Task brief –
Quote every line as written. Omit pictures.

[Task input start]

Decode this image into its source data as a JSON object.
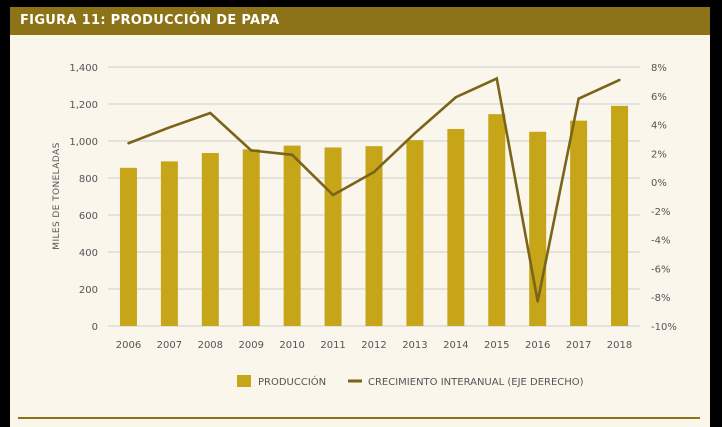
{
  "figure": {
    "title": "FIGURA 11: PRODUCCIÓN DE PAPA"
  },
  "colors": {
    "frame": "#8c7318",
    "bar": "#c6a618",
    "line": "#7a6419",
    "grid": "#cfcfcf",
    "background": "#faf6ec"
  },
  "chart_data": {
    "type": "bar+line",
    "title": "FIGURA 11: PRODUCCIÓN DE PAPA",
    "categories": [
      "2006",
      "2007",
      "2008",
      "2009",
      "2010",
      "2011",
      "2012",
      "2013",
      "2014",
      "2015",
      "2016",
      "2017",
      "2018"
    ],
    "ylabel": "MILES DE TONELADAS",
    "ylim": [
      0,
      1400
    ],
    "yticks": [
      "1,400",
      "1,200",
      "1,000",
      "800",
      "600",
      "400",
      "200",
      "0"
    ],
    "y2lim": [
      -10,
      8
    ],
    "y2ticks": [
      "8%",
      "6%",
      "4%",
      "2%",
      "0%",
      "-2%",
      "-4%",
      "-6%",
      "-8%",
      "-10%"
    ],
    "grid": true,
    "legend_position": "bottom",
    "series": [
      {
        "name": "PRODUCCIÓN",
        "type": "bar",
        "axis": "left",
        "values": [
          855,
          890,
          935,
          955,
          975,
          965,
          972,
          1005,
          1065,
          1145,
          1050,
          1110,
          1190
        ]
      },
      {
        "name": "CRECIMIENTO INTERANUAL (EJE DERECHO)",
        "type": "line",
        "axis": "right",
        "values": [
          2.7,
          3.8,
          4.8,
          2.2,
          1.9,
          -0.9,
          0.7,
          3.4,
          5.9,
          7.2,
          -8.3,
          5.8,
          7.1
        ]
      }
    ]
  }
}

[Task input end]

Complete response –
Decode this image into its source data as a JSON object.
{
  "figure": {
    "title": "FIGURA 11: PRODUCCIÓN DE PAPA"
  },
  "colors": {
    "frame": "#8c7318",
    "bar": "#c6a618",
    "line": "#7a6419",
    "grid": "#cfcfcf",
    "background": "#faf6ec"
  },
  "chart_data": {
    "type": "bar+line",
    "title": "FIGURA 11: PRODUCCIÓN DE PAPA",
    "categories": [
      "2006",
      "2007",
      "2008",
      "2009",
      "2010",
      "2011",
      "2012",
      "2013",
      "2014",
      "2015",
      "2016",
      "2017",
      "2018"
    ],
    "ylabel": "MILES DE TONELADAS",
    "ylim": [
      0,
      1400
    ],
    "yticks": [
      "1,400",
      "1,200",
      "1,000",
      "800",
      "600",
      "400",
      "200",
      "0"
    ],
    "y2lim": [
      -10,
      8
    ],
    "y2ticks": [
      "8%",
      "6%",
      "4%",
      "2%",
      "0%",
      "-2%",
      "-4%",
      "-6%",
      "-8%",
      "-10%"
    ],
    "grid": true,
    "legend_position": "bottom",
    "series": [
      {
        "name": "PRODUCCIÓN",
        "type": "bar",
        "axis": "left",
        "values": [
          855,
          890,
          935,
          955,
          975,
          965,
          972,
          1005,
          1065,
          1145,
          1050,
          1110,
          1190
        ]
      },
      {
        "name": "CRECIMIENTO INTERANUAL (EJE DERECHO)",
        "type": "line",
        "axis": "right",
        "values": [
          2.7,
          3.8,
          4.8,
          2.2,
          1.9,
          -0.9,
          0.7,
          3.4,
          5.9,
          7.2,
          -8.3,
          5.8,
          7.1
        ]
      }
    ]
  }
}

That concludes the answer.